• ТЕКСТ СТРАНИЦЫ:
Более того, все случаи использования в пьесе словосочетания «дядя Ваня» — концентрируются вокруг Сони. Так, в комедии «Леший» Михаила Львовича Хрущова «Лешим» называют Фёдор Иванович, Соня, Елена Андреевна, Желтухин и профессор Серебряков. Напротив, в пьесе 1896 года Войницкого называют «дядей Ваней» его племянница Соня (21 раз), один раз Елена Андреевна после разговора с Соней, явно вторя ей: «Этот дядя Ваня говорит, будто в моих жилах течет русалочья кровь» (С XIII, 93), и дважды Астров, первый раз в разговоре с Соней и второй раз иронично при прощании с Еленой Андреевной сразу после того, как Войницкий и Соня уходят: «пока дядя Ваня не вошел с букетом, позвольте мне... поцеловать вас» (С XIII, 112). Эти (и не только) примеры свидетельствуют об изначально заданной многоракурсности видения событий и различных перспективах прочтения произведения: в афише все действующие лица раскрыты через их отношение к Серебрякову, а название пьесы дает и отсылку к имени Иван как знаку типичного русского человека, и ироничное снижение (не Иван, и тем более не царственное Иоанн, и не «Жан» идейной Марии Васильевны, — а именно диминутивом Ваня4).

• ДАННЫЕ УПРАЖНЕНИЯ:
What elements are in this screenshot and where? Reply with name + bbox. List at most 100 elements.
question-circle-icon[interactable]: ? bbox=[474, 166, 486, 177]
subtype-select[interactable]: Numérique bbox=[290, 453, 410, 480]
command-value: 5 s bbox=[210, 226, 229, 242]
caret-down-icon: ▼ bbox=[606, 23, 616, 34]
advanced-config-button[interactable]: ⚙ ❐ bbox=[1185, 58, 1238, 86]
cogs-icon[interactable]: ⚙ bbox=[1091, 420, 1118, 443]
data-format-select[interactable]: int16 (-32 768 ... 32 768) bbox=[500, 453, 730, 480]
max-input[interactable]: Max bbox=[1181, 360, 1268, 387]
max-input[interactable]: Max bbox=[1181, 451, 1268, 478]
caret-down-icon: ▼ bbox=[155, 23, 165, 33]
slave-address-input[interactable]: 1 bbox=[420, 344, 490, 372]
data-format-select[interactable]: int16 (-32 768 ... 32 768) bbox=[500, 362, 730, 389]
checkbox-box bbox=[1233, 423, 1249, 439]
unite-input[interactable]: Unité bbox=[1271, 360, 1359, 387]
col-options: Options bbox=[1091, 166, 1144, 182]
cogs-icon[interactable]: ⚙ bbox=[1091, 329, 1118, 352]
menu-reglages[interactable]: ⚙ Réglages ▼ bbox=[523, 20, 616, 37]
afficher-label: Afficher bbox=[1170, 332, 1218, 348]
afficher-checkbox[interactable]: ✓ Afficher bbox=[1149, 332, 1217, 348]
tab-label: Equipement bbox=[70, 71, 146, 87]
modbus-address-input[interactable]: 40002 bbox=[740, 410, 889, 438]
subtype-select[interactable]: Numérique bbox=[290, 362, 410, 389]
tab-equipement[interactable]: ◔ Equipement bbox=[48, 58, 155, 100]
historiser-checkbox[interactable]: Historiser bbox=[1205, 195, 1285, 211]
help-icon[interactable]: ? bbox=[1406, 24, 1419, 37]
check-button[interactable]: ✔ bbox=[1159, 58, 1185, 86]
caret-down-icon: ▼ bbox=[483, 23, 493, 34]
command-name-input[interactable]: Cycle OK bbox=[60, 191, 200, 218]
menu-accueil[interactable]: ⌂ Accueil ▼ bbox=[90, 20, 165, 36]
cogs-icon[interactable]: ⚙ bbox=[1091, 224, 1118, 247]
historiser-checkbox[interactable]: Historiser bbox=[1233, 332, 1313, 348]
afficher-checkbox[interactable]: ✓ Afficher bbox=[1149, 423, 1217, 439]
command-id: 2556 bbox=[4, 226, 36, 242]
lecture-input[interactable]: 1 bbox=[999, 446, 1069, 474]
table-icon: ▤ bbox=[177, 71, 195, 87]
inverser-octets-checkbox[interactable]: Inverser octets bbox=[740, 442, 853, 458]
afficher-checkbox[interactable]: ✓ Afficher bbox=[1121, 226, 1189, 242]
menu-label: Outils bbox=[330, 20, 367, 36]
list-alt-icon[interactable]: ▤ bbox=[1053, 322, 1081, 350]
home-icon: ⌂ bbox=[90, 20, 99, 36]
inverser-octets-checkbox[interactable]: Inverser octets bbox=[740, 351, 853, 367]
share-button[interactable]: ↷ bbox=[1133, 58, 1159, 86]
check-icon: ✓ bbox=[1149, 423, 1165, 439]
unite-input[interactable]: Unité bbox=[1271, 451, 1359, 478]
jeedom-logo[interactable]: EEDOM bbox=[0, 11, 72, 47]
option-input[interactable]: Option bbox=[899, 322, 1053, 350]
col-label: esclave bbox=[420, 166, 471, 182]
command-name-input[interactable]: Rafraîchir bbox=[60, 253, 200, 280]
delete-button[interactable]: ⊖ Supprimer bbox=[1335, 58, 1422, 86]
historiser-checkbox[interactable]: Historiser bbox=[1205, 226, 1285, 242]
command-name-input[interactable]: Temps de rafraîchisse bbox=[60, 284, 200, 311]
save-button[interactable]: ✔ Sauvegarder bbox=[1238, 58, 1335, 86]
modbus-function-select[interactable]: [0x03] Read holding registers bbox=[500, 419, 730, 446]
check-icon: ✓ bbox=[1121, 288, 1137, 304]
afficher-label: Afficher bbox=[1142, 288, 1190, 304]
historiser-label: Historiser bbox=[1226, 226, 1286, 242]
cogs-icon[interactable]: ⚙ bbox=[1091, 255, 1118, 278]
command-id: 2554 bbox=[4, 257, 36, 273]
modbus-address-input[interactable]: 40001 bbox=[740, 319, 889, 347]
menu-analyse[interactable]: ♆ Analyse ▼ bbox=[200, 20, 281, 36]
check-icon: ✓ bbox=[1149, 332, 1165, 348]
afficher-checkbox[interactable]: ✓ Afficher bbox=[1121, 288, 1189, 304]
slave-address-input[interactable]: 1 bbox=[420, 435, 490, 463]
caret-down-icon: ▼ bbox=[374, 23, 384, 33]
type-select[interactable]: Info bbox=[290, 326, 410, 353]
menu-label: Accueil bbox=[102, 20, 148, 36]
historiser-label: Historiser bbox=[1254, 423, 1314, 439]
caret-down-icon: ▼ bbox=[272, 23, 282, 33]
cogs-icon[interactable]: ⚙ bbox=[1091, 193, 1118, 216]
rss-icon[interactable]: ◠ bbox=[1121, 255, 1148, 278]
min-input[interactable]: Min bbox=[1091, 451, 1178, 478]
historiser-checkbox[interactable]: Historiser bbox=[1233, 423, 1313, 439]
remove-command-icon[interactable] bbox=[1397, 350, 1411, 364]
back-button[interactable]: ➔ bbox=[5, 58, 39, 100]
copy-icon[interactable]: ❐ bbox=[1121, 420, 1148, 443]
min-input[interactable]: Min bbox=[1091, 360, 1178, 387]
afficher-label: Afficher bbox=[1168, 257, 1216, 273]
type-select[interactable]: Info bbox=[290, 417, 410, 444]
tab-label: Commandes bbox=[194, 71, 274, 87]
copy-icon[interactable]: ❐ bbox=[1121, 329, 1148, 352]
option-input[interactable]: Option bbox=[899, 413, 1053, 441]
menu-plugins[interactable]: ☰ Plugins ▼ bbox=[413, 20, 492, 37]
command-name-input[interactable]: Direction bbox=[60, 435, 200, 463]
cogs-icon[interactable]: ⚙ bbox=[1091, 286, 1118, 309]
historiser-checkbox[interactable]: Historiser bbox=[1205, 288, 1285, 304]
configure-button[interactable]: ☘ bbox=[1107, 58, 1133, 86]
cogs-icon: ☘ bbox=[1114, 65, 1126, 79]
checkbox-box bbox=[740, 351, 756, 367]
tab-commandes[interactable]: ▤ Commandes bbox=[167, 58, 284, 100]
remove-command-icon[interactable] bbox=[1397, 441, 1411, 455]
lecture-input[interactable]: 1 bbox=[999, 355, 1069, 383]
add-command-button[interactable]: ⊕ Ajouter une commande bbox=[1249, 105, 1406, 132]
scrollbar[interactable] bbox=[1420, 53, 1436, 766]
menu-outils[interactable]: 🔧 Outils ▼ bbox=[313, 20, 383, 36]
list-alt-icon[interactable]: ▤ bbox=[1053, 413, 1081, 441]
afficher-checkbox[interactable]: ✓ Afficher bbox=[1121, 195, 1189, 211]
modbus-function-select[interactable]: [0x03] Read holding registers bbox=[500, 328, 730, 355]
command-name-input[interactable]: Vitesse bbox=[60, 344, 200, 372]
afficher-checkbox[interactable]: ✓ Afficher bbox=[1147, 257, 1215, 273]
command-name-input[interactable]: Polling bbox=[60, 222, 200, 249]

• ЗАДАНИЕ 1: Сколько раз, согласно тексту страницы, Соня называет Войницкого «дядей Ваней» в пьесе 1896 года?
• ЗАДАНИЕ 2: Напечатайте записи дословно, от их первой строки до строки с «unite-input[interactable]: Unité bbox=[1271, 360, 1359, 387]» включительно.
Текст страницы и записи — два отдельных, не связанных между собой материала.

• РЕЗУЛЬТАТ 1: 21 раз.

• РЕЗУЛЬТАТ 2:
What elements are in this screenshot and where? Reply with name + bbox. List at most 100 elements.
question-circle-icon[interactable]: ? bbox=[474, 166, 486, 177]
subtype-select[interactable]: Numérique bbox=[290, 453, 410, 480]
command-value: 5 s bbox=[210, 226, 229, 242]
caret-down-icon: ▼ bbox=[606, 23, 616, 34]
advanced-config-button[interactable]: ⚙ ❐ bbox=[1185, 58, 1238, 86]
cogs-icon[interactable]: ⚙ bbox=[1091, 420, 1118, 443]
data-format-select[interactable]: int16 (-32 768 ... 32 768) bbox=[500, 453, 730, 480]
max-input[interactable]: Max bbox=[1181, 360, 1268, 387]
max-input[interactable]: Max bbox=[1181, 451, 1268, 478]
caret-down-icon: ▼ bbox=[155, 23, 165, 33]
slave-address-input[interactable]: 1 bbox=[420, 344, 490, 372]
data-format-select[interactable]: int16 (-32 768 ... 32 768) bbox=[500, 362, 730, 389]
checkbox-box bbox=[1233, 423, 1249, 439]
unite-input[interactable]: Unité bbox=[1271, 360, 1359, 387]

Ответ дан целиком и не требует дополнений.